What you need to do>
Pull out every line below that contains the string "button" and copy each one over unchanged.

Records provided>

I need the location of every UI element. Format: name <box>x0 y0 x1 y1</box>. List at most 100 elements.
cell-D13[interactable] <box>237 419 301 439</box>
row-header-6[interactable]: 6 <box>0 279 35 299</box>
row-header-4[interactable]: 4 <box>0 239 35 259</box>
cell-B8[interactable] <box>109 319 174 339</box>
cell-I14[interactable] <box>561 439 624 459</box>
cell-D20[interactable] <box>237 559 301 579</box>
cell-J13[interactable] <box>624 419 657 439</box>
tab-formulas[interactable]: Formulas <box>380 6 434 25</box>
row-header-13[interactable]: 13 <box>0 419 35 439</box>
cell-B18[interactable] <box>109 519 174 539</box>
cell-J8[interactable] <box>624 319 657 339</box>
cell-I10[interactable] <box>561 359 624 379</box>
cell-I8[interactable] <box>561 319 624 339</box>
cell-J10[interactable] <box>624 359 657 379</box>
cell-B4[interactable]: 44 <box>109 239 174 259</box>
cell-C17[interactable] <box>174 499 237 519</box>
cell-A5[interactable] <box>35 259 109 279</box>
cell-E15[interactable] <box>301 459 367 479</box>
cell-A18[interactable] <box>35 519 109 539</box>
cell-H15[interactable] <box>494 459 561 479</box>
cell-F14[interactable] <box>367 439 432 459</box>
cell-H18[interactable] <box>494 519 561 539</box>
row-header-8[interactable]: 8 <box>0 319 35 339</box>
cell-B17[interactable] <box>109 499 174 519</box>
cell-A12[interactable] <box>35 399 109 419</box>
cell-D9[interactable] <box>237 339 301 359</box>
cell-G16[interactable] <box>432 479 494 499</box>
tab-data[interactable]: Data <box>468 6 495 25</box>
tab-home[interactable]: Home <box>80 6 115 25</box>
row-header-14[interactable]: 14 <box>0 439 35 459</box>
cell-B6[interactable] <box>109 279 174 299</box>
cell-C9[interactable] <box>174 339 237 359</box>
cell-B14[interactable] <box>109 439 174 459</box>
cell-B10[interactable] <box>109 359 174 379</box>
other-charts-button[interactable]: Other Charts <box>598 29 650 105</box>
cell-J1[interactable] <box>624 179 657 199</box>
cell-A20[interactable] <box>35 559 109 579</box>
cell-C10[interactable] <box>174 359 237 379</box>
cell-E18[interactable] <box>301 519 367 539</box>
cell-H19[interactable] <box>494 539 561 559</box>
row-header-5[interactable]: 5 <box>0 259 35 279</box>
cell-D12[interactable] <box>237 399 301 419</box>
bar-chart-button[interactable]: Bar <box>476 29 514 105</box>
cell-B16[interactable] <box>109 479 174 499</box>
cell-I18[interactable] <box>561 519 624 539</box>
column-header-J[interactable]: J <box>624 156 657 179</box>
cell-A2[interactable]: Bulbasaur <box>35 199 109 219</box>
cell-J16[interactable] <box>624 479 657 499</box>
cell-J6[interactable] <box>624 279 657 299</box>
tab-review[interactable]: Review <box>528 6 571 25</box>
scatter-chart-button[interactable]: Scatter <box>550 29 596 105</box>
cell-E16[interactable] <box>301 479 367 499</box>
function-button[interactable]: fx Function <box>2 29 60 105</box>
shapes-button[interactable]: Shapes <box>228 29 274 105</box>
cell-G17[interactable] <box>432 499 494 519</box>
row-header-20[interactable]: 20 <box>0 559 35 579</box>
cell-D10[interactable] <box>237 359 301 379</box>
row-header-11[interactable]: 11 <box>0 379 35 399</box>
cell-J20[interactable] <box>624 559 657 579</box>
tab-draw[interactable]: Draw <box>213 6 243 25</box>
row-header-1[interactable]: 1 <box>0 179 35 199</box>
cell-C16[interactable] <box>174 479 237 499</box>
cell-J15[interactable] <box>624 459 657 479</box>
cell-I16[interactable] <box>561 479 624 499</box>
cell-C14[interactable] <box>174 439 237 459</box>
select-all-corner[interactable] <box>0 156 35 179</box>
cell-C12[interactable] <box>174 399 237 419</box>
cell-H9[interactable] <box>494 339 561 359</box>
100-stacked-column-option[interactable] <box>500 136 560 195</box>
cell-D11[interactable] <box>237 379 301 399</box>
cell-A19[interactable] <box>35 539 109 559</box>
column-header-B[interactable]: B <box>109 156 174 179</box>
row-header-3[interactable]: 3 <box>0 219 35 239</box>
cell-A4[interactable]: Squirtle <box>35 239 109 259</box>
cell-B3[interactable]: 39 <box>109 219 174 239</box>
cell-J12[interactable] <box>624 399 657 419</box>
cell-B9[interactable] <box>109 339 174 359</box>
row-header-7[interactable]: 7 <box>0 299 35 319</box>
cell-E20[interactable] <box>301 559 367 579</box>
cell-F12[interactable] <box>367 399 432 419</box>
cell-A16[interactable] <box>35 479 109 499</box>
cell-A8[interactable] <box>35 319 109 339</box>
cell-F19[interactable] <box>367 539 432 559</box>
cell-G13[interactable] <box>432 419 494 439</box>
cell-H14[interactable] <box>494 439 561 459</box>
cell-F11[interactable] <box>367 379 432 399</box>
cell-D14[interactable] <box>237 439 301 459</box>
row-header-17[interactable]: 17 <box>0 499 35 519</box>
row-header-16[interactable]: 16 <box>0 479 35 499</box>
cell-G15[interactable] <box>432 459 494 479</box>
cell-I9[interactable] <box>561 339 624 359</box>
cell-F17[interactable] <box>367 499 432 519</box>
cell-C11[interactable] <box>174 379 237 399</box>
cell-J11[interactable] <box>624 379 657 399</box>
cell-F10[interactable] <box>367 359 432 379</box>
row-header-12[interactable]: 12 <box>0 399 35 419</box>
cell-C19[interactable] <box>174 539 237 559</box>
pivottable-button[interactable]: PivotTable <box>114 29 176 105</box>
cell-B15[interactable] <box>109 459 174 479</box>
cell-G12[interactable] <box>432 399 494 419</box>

The response>
other-charts-button[interactable]: Other Charts <box>598 29 650 105</box>
bar-chart-button[interactable]: Bar <box>476 29 514 105</box>
scatter-chart-button[interactable]: Scatter <box>550 29 596 105</box>
function-button[interactable]: fx Function <box>2 29 60 105</box>
shapes-button[interactable]: Shapes <box>228 29 274 105</box>
pivottable-button[interactable]: PivotTable <box>114 29 176 105</box>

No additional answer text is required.